- STATED GOAL: Filter the entries and keep only the lines where the string "this" appears.

- Stored dataset items:

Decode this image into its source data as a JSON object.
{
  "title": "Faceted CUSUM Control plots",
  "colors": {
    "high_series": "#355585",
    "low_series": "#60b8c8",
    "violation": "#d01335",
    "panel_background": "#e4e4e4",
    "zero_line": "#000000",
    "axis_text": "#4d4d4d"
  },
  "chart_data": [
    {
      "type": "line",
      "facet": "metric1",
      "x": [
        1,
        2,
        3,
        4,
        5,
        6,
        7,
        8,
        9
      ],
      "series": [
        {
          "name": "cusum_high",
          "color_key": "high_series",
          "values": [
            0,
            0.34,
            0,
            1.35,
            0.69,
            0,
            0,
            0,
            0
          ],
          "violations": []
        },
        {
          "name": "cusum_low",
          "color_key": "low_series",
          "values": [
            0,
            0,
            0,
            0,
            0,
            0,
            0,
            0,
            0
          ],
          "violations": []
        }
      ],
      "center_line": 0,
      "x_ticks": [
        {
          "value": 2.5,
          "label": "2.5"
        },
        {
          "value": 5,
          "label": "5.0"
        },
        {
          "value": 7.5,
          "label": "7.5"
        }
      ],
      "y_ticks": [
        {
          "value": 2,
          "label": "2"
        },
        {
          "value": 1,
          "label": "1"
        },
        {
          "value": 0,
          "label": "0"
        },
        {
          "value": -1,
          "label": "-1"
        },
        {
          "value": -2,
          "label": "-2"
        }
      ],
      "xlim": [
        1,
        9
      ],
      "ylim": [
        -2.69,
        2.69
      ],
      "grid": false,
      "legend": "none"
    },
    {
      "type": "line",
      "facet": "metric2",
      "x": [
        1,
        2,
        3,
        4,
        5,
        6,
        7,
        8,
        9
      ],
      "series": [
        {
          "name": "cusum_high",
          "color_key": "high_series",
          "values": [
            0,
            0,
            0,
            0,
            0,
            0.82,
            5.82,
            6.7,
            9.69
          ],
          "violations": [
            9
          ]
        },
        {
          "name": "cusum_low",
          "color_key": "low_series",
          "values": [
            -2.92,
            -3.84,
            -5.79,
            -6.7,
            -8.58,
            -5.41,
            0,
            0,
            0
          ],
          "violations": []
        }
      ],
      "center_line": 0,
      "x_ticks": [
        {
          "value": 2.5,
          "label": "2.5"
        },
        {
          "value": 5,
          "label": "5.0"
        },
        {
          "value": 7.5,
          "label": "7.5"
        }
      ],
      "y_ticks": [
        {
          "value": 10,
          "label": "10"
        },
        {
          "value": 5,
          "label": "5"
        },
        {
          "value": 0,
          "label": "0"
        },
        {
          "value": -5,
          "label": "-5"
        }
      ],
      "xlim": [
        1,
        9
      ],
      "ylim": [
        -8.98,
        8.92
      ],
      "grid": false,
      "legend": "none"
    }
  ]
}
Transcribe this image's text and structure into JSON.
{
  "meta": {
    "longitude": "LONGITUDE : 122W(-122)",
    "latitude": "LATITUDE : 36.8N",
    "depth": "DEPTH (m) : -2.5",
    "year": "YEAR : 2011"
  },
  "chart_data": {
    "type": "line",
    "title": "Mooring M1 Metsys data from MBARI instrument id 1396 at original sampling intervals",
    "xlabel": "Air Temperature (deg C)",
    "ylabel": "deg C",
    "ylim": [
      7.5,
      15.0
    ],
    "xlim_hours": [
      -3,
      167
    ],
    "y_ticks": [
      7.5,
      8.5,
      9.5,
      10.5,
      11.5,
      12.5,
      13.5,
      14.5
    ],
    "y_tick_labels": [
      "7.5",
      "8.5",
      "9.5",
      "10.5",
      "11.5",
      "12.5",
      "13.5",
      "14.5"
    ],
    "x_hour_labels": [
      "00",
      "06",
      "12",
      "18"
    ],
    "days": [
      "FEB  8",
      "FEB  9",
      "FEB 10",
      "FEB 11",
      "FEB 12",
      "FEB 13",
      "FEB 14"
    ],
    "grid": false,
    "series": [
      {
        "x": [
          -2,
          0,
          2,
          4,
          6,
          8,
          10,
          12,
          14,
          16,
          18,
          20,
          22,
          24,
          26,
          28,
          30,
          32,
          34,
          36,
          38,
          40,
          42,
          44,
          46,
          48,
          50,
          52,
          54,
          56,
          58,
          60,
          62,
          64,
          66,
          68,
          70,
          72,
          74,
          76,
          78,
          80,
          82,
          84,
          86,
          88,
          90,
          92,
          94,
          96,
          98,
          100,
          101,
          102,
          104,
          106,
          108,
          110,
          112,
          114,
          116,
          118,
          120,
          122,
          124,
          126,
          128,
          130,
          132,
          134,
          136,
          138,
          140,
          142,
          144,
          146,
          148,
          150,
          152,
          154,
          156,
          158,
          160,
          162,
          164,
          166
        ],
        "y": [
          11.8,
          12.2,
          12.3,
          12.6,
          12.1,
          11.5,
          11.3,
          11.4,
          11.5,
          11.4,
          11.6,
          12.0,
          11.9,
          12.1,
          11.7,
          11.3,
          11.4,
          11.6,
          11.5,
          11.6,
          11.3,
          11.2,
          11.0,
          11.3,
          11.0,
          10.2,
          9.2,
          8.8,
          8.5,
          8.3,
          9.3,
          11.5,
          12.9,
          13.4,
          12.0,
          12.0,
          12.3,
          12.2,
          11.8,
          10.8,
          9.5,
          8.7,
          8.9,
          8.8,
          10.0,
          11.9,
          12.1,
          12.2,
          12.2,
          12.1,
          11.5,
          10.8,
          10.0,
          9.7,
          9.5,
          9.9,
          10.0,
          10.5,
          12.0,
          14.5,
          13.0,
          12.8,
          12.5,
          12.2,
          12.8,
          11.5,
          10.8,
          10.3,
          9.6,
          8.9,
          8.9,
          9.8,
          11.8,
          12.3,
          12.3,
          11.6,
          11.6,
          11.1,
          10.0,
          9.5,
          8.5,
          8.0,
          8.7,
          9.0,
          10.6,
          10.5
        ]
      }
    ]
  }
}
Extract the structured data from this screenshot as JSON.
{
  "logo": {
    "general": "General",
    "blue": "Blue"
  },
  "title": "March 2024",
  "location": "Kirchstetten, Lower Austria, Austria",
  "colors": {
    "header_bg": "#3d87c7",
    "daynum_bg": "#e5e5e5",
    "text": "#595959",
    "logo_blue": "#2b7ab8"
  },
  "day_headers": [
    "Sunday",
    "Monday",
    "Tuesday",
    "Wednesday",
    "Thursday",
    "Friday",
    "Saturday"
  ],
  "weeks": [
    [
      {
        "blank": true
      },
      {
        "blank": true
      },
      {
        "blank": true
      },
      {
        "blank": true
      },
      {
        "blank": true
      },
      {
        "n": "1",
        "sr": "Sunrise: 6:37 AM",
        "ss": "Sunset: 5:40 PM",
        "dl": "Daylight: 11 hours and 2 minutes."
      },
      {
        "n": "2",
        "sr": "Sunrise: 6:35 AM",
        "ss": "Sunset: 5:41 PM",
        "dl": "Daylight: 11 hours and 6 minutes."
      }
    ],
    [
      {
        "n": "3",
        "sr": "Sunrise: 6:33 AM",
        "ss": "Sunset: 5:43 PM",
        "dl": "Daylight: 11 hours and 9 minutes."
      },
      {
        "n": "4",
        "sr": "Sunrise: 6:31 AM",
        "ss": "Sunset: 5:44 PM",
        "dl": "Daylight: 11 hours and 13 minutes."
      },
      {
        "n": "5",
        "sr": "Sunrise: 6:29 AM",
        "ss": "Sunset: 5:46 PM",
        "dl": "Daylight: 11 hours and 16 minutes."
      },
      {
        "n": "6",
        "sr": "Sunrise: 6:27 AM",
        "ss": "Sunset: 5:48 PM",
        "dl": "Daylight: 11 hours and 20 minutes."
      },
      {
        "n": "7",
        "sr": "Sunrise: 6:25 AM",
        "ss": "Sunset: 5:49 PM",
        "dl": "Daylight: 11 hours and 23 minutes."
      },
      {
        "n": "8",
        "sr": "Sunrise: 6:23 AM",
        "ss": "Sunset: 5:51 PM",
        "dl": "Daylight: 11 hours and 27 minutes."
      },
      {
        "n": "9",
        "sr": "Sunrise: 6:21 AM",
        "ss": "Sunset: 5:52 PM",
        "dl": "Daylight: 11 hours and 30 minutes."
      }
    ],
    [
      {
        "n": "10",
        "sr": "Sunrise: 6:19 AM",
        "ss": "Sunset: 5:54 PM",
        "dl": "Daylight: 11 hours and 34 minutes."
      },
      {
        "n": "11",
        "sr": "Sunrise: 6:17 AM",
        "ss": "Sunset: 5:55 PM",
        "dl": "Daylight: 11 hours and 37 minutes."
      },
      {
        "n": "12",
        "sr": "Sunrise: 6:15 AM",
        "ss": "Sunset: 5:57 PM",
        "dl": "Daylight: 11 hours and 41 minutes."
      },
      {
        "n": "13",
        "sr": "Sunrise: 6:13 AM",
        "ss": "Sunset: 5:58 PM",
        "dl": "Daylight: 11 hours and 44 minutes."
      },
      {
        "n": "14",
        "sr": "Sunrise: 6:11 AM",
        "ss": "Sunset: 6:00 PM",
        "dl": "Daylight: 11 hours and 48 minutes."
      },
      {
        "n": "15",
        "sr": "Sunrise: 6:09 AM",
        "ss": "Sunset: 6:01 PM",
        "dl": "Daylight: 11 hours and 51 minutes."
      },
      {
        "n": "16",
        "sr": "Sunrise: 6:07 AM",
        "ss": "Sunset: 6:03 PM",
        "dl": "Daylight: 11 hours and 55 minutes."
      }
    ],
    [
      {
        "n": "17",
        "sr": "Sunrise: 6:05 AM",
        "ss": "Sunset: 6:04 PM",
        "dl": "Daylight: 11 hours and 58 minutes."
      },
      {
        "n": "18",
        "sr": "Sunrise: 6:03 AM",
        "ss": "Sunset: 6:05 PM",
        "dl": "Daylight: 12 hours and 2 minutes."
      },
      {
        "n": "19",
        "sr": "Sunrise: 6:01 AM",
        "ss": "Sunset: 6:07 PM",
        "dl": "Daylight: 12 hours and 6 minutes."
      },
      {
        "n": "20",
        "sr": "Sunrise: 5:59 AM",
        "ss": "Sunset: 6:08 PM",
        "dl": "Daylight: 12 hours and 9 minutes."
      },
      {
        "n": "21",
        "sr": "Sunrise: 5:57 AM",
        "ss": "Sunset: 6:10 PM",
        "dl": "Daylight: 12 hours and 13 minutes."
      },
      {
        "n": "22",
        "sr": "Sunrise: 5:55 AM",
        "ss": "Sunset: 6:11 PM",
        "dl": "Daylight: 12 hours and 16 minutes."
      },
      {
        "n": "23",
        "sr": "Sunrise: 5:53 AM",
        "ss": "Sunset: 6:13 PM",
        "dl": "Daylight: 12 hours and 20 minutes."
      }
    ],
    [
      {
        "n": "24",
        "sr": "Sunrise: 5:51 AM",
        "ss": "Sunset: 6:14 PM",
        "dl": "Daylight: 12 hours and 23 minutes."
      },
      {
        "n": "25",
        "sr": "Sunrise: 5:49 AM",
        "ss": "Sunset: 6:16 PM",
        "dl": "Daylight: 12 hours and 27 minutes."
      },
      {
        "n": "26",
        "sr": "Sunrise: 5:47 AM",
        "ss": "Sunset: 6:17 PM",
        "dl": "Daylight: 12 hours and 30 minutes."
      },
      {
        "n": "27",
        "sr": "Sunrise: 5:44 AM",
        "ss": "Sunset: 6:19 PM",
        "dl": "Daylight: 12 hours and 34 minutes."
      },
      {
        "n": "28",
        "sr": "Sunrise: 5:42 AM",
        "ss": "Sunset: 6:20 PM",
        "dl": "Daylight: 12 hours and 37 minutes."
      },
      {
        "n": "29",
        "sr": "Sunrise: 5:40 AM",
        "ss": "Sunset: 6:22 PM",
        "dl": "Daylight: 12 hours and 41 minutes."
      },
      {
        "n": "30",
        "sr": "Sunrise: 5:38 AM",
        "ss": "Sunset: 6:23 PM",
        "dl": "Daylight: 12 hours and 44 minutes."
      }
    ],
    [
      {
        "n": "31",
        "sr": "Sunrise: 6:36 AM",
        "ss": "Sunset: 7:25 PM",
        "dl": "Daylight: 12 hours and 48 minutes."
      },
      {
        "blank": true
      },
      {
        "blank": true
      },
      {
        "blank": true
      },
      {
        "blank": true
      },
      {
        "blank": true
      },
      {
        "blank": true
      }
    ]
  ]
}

- TASK OUTPUT:
Decode this image into its source data as a JSON object.
Transcribe this image's text and structure into JSON.
Extract the structured data from this screenshot as JSON.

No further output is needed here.